• _OBJECTIVE_: Pick out each line below containing "скоростью".

• _EXTRACTED MATERIAL_:
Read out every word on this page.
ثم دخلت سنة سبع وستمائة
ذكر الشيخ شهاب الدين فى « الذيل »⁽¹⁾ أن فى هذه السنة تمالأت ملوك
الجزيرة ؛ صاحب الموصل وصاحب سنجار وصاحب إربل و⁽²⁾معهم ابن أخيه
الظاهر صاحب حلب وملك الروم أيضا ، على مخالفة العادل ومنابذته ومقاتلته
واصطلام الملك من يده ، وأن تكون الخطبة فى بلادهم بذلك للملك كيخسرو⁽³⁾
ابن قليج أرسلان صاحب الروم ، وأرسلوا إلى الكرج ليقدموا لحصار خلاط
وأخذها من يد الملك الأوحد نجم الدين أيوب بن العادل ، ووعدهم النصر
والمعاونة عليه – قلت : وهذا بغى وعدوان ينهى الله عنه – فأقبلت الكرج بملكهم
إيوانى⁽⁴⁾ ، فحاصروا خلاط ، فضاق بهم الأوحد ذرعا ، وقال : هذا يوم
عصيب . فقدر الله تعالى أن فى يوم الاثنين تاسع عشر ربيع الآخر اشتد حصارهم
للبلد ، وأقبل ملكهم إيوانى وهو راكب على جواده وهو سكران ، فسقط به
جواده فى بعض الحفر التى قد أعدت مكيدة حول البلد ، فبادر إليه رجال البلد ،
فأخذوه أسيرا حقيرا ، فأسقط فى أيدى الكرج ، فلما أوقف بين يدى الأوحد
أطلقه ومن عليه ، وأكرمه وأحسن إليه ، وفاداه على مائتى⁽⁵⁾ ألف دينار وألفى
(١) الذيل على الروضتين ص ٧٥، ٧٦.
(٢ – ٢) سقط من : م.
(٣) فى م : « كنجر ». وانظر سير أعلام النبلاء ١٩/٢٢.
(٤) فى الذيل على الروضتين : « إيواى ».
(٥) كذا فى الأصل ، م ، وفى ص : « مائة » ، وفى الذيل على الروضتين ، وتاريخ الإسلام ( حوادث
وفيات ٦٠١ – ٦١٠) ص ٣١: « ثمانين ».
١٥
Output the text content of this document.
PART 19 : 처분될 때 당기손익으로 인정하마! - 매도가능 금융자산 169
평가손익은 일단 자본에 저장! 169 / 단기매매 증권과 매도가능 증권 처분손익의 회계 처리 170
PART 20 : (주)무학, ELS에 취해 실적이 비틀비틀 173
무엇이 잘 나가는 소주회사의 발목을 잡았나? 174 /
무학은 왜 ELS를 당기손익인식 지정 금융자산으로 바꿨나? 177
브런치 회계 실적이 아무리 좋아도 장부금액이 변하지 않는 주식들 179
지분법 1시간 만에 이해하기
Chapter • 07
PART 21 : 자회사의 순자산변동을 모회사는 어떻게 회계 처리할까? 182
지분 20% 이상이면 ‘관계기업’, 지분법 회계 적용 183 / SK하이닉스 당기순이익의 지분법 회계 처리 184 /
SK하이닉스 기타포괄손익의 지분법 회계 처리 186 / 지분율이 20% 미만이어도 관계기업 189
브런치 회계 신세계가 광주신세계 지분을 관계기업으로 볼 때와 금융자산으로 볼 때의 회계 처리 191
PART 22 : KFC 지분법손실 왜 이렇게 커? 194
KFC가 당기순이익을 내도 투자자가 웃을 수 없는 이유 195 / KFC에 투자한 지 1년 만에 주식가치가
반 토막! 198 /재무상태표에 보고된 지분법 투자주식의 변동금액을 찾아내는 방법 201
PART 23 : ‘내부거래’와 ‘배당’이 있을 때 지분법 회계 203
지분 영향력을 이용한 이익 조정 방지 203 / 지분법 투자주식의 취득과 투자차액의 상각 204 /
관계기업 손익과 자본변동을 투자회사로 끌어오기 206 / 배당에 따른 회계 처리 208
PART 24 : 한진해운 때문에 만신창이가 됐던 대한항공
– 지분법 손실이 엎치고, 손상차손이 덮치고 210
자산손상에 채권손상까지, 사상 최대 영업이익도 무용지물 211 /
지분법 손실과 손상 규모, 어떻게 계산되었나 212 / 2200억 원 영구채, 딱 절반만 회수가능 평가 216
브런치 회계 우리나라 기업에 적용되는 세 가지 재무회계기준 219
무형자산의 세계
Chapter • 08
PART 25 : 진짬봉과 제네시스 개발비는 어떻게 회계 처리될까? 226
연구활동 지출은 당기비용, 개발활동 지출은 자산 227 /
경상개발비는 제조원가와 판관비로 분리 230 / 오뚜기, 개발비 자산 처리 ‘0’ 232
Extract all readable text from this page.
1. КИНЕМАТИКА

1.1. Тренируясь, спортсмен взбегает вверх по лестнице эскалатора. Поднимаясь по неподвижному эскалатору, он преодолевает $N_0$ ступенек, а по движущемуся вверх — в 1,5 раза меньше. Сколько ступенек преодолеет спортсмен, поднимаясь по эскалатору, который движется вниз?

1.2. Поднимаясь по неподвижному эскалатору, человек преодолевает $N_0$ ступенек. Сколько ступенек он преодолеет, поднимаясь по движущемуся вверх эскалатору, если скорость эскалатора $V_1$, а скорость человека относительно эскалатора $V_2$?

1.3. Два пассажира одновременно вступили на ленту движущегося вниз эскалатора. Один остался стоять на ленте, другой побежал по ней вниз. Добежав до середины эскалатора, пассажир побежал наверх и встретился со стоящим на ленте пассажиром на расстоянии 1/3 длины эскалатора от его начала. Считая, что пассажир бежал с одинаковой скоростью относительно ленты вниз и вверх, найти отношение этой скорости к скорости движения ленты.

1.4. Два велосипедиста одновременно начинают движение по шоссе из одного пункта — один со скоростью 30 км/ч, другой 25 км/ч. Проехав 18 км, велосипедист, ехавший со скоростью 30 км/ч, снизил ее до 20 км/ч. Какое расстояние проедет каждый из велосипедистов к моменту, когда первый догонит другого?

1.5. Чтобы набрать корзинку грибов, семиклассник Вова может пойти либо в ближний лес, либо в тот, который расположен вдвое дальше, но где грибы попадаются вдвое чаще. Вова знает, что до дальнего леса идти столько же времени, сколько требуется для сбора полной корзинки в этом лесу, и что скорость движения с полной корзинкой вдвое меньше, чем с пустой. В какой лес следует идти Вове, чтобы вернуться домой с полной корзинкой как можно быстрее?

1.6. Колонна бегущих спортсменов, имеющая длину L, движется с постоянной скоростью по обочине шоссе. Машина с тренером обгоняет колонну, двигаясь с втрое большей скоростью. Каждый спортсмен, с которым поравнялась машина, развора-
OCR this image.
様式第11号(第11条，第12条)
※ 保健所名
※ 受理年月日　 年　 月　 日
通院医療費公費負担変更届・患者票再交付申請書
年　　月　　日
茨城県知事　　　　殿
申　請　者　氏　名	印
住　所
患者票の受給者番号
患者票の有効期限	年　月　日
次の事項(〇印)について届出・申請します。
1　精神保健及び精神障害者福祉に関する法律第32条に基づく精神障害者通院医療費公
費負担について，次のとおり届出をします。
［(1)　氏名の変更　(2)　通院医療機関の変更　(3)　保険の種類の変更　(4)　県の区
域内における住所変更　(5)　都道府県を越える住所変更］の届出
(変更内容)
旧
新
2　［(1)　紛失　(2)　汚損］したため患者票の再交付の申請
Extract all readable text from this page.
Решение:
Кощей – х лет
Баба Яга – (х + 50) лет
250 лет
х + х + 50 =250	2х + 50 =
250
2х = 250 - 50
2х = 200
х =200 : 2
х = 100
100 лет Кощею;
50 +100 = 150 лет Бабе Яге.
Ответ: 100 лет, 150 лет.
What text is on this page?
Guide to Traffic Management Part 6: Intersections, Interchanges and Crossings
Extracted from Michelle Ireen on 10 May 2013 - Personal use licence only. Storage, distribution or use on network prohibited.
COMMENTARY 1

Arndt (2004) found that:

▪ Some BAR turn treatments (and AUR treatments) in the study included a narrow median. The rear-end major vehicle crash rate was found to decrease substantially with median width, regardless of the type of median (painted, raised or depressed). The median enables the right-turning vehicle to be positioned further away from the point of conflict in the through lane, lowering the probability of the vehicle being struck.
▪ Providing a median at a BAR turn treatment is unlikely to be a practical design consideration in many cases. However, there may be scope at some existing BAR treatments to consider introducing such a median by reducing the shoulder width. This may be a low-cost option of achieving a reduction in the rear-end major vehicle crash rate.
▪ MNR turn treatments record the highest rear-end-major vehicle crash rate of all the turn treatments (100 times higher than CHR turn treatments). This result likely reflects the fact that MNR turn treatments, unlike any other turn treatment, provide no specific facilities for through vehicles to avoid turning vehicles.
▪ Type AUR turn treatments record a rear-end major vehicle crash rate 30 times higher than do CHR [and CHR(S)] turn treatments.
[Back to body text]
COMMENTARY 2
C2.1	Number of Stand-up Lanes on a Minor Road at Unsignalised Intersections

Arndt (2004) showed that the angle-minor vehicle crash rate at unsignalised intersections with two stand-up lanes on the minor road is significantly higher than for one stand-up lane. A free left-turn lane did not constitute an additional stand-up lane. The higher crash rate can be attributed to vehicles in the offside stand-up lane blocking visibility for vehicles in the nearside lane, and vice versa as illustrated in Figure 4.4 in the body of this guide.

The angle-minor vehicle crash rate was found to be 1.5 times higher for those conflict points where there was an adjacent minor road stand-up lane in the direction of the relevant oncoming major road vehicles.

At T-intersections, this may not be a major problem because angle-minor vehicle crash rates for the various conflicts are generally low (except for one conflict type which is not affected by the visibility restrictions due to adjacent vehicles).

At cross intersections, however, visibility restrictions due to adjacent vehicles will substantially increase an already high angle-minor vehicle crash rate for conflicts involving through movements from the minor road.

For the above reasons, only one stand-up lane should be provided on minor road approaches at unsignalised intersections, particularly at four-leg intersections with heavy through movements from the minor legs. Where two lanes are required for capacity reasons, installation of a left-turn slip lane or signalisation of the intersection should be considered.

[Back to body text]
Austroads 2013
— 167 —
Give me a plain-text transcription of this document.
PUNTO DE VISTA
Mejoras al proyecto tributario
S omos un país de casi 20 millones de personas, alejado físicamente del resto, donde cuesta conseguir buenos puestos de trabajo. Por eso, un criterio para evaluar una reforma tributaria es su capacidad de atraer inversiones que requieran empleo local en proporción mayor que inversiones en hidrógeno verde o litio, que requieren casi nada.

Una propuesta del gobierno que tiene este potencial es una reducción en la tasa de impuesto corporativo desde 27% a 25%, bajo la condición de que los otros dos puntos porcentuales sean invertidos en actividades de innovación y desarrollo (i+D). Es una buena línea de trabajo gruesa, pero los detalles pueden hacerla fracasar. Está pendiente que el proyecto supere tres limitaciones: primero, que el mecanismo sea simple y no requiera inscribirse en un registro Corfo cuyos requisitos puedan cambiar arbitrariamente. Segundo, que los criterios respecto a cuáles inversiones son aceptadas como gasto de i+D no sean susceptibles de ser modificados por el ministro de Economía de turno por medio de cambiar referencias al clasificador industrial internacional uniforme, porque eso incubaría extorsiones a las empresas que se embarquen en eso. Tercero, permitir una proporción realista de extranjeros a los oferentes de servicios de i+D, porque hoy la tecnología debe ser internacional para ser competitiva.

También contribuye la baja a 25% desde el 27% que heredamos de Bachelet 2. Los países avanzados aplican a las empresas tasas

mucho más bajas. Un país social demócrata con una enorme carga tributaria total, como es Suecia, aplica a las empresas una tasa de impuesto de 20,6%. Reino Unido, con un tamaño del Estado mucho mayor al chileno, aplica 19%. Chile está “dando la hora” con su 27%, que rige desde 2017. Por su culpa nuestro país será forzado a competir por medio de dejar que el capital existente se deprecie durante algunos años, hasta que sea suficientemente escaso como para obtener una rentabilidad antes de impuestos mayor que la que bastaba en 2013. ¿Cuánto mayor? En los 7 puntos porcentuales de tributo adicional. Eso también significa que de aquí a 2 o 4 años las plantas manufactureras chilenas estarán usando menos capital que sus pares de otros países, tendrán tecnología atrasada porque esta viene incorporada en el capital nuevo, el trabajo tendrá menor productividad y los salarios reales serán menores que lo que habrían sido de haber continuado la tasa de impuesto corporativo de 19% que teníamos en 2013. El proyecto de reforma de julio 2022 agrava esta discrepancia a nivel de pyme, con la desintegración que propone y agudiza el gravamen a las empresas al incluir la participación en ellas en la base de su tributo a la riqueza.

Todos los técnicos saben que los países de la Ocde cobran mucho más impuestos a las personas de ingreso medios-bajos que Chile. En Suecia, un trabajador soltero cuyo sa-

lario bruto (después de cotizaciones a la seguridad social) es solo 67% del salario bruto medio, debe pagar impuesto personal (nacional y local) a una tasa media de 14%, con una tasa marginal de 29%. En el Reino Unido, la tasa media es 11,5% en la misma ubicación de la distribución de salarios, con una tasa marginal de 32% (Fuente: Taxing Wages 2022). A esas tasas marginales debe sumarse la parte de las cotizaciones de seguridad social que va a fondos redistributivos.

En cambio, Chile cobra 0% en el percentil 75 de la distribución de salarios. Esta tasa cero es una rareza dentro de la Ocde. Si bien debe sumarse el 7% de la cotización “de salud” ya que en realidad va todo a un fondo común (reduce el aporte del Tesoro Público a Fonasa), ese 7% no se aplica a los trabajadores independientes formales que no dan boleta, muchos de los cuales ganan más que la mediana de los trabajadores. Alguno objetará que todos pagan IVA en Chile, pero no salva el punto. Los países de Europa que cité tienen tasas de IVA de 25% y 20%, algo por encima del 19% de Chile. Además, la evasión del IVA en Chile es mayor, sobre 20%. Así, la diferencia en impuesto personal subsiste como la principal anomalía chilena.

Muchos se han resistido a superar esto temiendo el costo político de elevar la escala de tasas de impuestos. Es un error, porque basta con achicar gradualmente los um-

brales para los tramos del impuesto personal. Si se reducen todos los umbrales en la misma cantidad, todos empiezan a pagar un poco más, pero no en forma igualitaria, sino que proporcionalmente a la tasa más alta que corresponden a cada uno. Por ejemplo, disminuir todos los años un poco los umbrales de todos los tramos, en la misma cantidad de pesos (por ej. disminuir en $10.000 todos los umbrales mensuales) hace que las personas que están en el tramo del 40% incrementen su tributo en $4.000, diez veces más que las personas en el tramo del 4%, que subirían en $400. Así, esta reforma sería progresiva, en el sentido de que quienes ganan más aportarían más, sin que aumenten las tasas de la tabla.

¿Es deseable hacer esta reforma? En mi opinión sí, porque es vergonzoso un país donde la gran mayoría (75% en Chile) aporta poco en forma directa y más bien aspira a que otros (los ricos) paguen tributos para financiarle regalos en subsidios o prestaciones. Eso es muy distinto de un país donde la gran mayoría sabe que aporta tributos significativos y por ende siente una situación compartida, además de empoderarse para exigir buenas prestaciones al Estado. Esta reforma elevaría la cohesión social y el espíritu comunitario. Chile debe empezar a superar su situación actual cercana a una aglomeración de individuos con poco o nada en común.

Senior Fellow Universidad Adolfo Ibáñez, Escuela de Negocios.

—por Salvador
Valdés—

• _RESULT_:
1.3. Два пассажира одновременно вступили на ленту движущегося вниз эскалатора. Один остался стоять на ленте, другой побежал по ней вниз. Добежав до середины эскалатора, пассажир побежал наверх и встретился со стоящим на ленте пассажиром на расстоянии 1/3 длины эскалатора от его начала. Считая, что пассажир бежал с одинаковой скоростью относительно ленты вниз и вверх, найти отношение этой скорости к скорости движения ленты.
1.4. Два велосипедиста одновременно начинают движение по шоссе из одного пункта — один со скоростью 30 км/ч, другой 25 км/ч. Проехав 18 км, велосипедист, ехавший со скоростью 30 км/ч, снизил ее до 20 км/ч. Какое расстояние проедет каждый из велосипедистов к моменту, когда первый догонит другого?
1.6. Колонна бегущих спортсменов, имеющая длину L, движется с постоянной скоростью по обочине шоссе. Машина с тренером обгоняет колонну, двигаясь с втрое большей скоростью. Каждый спортсмен, с которым поравнялась машина, развора-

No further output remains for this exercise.